▶ _Problem description_
Identify all lines below that hold "Haushabi" and collect them.

▶ _Information shown_
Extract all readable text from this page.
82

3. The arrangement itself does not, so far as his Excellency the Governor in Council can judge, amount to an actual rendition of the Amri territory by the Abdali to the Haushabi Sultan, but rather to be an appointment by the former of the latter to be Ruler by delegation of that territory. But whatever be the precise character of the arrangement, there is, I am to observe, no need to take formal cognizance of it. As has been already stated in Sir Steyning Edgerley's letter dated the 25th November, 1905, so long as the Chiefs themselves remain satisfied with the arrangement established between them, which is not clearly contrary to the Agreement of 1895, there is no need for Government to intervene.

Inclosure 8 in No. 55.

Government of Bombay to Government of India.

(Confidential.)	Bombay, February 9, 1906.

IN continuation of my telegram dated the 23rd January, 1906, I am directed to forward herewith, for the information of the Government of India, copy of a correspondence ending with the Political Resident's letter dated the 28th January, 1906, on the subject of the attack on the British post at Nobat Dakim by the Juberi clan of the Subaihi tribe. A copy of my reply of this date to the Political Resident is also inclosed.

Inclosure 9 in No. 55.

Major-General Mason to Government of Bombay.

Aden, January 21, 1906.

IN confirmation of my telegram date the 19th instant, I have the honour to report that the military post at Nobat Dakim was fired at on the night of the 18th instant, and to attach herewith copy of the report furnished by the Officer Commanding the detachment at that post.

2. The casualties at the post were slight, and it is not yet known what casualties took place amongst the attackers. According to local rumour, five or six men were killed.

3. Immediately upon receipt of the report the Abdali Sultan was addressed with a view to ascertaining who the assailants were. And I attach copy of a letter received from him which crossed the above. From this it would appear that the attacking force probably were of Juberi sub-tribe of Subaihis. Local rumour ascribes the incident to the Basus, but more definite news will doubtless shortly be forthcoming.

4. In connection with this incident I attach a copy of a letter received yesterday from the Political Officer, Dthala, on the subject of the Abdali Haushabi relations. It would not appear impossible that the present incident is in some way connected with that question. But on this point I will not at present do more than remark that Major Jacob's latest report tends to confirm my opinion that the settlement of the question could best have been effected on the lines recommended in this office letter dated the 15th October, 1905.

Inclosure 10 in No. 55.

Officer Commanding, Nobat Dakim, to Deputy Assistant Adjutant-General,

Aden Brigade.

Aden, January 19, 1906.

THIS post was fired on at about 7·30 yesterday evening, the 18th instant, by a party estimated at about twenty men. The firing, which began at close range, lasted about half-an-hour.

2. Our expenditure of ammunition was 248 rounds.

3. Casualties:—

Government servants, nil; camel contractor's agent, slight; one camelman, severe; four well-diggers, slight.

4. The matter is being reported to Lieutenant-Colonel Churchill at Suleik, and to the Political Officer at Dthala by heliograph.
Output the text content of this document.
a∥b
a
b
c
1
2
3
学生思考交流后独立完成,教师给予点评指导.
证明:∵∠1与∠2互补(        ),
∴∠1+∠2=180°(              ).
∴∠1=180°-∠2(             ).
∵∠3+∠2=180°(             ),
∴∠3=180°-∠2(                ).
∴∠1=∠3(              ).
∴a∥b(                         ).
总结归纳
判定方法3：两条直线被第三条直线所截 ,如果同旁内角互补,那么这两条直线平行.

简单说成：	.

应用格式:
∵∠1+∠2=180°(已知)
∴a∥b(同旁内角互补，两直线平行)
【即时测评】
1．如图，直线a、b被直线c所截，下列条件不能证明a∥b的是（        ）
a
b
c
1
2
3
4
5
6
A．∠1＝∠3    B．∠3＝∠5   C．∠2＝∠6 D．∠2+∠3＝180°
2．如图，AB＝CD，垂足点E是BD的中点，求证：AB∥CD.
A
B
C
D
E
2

▶ _Response_
3. The arrangement itself does not, so far as his Excellency the Governor in Council can judge, amount to an actual rendition of the Amri territory by the Abdali to the Haushabi Sultan, but rather to be an appointment by the former of the latter to be Ruler by delegation of that territory. But whatever be the precise character of the arrangement, there is, I am to observe, no need to take formal cognizance of it. As has been already stated in Sir Steyning Edgerley's letter dated the 25th November, 1905, so long as the Chiefs themselves remain satisfied with the arrangement established between them, which is not clearly contrary to the Agreement of 1895, there is no need for Government to intervene.
4. In connection with this incident I attach a copy of a letter received yesterday from the Political Officer, Dthala, on the subject of the Abdali Haushabi relations. It would not appear impossible that the present incident is in some way connected with that question. But on this point I will not at present do more than remark that Major Jacob's latest report tends to confirm my opinion that the settlement of the question could best have been effected on the lines recommended in this office letter dated the 15th October, 1905.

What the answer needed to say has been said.